→ Reading passage
#####

By Lebone Rodah Mosima
Mineral and Petroleum Resources Minister Gwede Mantashe has said South Africa’s critical minerals must be used to build local industries and create economic value at home, as Europe looks to secure new supplies for its energy transition and industrial needs.
Speaking at the South Africa Country Window Workshop and Launch in Tzaneen, Limpopo, on Tuesday, Mantashe said the partnership with the European Union (EU) and the Kingdom of the Netherlands should not repeat an old mining model in which South Africa exports raw minerals while value is created elsewhere.
“For far too long, South Africa’s mining industry largely followed a pit-to-port approach to mining, thus exporting raw minerals while much of the value creation occurred elsewhere,” Mantashe said.
“That approach cannot continue if we are serious about industrialisation, job creation, poverty eradication, and economic transformation.”
The remarks come as South Africa seeks to position itself in the global race for critical minerals used in batteries, renewable energy technologies, advanced manufacturing and digital infrastructure, while facing high unemployment and mounting pressure to turn resource wealth into economic growth.
Statistics South Africa said the country’s official unemployment rate stood at 32.7% in the first quarter of 2026, with youth unemployment significantly higher.
“We appreciate that the EU seeks secure, diversified, and sustainable supplies of critical minerals. However, this must support South Africa’s drive for greater exploration investment and local beneficiation,” Mantashe said.
“These objectives are not mutually exclusive. They are complementary.”

#####

→ Extracted material
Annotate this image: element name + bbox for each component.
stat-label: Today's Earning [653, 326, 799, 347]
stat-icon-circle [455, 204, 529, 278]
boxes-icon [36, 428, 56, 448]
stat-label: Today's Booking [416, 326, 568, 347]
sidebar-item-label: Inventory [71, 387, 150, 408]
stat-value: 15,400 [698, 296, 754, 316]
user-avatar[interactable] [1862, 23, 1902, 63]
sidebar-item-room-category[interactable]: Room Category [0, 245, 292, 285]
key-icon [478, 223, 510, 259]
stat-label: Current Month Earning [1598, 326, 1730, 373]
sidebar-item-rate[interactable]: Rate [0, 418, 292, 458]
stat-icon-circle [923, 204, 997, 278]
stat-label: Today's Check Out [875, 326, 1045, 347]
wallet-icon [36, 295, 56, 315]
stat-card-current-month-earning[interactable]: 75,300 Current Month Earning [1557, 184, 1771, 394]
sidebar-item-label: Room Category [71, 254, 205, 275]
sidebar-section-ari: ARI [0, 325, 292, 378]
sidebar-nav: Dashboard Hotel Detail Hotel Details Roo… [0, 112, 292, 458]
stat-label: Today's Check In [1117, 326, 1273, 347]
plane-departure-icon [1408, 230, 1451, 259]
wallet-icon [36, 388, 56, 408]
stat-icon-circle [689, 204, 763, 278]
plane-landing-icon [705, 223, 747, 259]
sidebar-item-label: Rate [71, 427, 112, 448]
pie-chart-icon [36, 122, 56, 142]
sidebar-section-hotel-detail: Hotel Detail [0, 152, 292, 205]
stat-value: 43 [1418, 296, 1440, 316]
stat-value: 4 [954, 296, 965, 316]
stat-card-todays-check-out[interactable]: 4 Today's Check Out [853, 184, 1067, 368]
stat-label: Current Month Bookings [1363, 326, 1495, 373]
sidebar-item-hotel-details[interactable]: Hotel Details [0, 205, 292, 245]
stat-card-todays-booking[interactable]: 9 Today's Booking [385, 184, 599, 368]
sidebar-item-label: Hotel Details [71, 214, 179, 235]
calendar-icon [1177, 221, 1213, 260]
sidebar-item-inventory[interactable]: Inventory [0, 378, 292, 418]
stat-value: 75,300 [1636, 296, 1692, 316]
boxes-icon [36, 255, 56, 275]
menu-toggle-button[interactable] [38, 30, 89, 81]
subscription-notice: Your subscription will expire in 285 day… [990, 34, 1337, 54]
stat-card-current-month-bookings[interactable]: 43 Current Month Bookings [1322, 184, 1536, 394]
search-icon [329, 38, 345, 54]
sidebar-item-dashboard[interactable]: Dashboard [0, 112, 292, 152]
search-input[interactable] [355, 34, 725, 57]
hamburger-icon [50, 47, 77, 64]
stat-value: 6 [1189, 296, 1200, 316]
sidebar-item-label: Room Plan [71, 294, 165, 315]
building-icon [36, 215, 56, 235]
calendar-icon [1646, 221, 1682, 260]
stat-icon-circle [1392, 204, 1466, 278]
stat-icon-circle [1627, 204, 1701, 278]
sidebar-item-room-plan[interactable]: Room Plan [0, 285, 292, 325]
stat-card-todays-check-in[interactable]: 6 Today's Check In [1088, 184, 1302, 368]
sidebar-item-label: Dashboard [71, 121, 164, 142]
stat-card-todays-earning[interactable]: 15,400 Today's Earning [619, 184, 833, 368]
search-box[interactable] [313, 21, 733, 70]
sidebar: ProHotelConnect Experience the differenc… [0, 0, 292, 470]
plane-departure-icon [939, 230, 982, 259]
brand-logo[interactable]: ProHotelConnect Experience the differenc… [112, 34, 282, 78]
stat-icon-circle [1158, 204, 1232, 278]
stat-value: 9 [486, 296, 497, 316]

#####

→ What to work on
- a) In the critical minerals article, what was South Africa's official unemployment rate in the first quarter of 2026?
- b) Translate this sentence from the critical minerals article into French: "Statistics South Africa said the country’s official unemployment rate stood at 32.7% in the first quarter of 2026, with youth unemployment significantly higher."
- c) Turn the paragraph of the critical minerals article that begins "The remarks come as South Africa seeks" into a bulleted list that keeps its main facts.
The entries have no connection to the critical minerals article.

→ Solution list
- a) 32.7%

- b) Statistics South Africa a indiqué que le taux de chômage officiel du pays s'élevait à 32,7 % au premier trimestre de 2026, le chômage des jeunes étant nettement plus élevé.

- c)
- South Africa seeks to position itself in the global race for critical minerals.
- These minerals are used in batteries, renewable energy technologies, advanced manufacturing and digital infrastructure.
- The country faces high unemployment.
- It is under mounting pressure to turn resource wealth into economic growth.